### AVAILABLE RECORDS
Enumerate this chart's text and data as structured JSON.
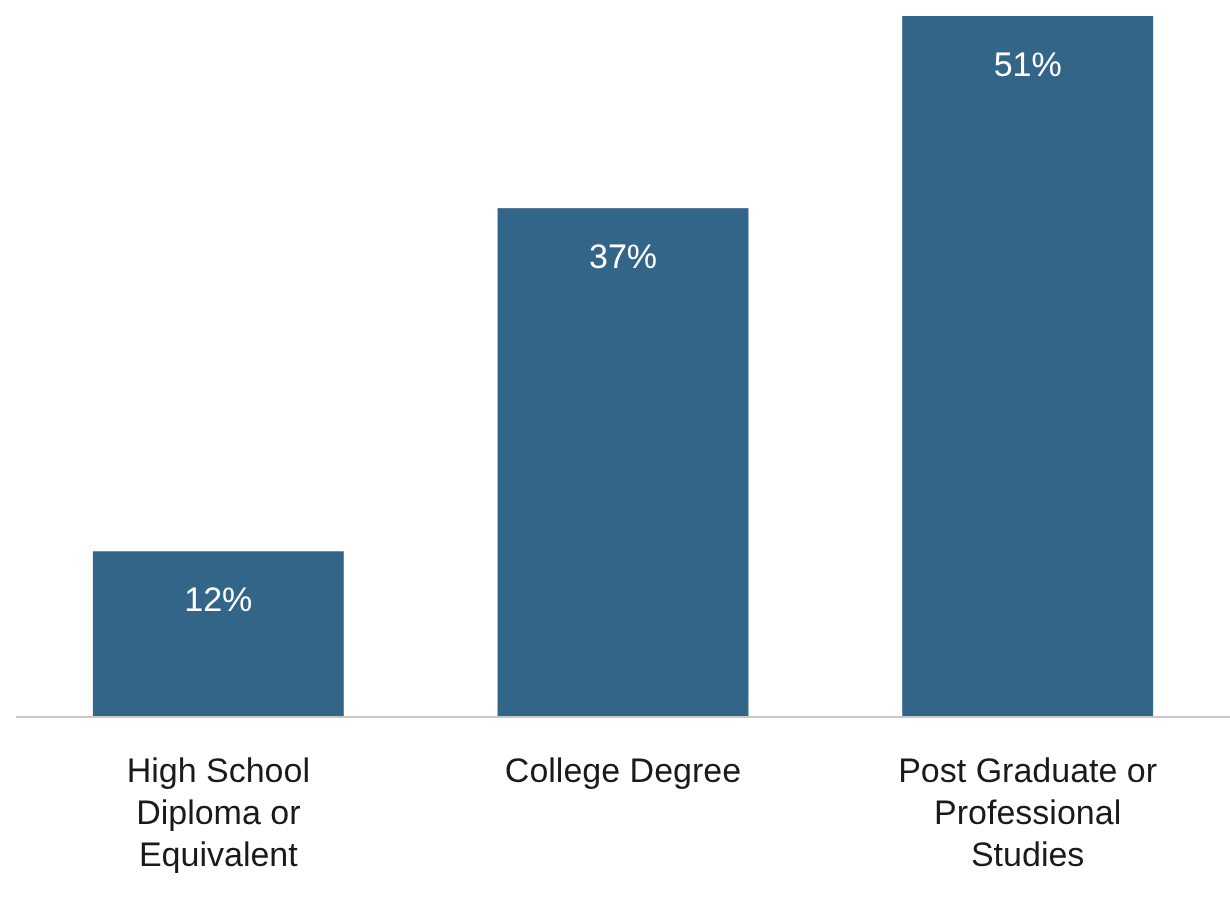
{
  "chart_data": {
    "type": "bar",
    "categories": [
      "High School Diploma or Equivalent",
      "College Degree",
      "Post Graduate or Professional Studies"
    ],
    "values": [
      12,
      37,
      51
    ],
    "value_labels": [
      "12%",
      "37%",
      "51%"
    ],
    "color": "#336589"
  }
}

### DO THIS
Each entry above is to be written out again unchanged, apart from the pictures, which are left out.

### TASK RESPONSE
Enumerate this chart's text and data as structured JSON.
{
  "chart_data": {
    "type": "bar",
    "categories": [
      "High School Diploma or Equivalent",
      "College Degree",
      "Post Graduate or Professional Studies"
    ],
    "values": [
      12,
      37,
      51
    ],
    "value_labels": [
      "12%",
      "37%",
      "51%"
    ],
    "color": "#336589"
  }
}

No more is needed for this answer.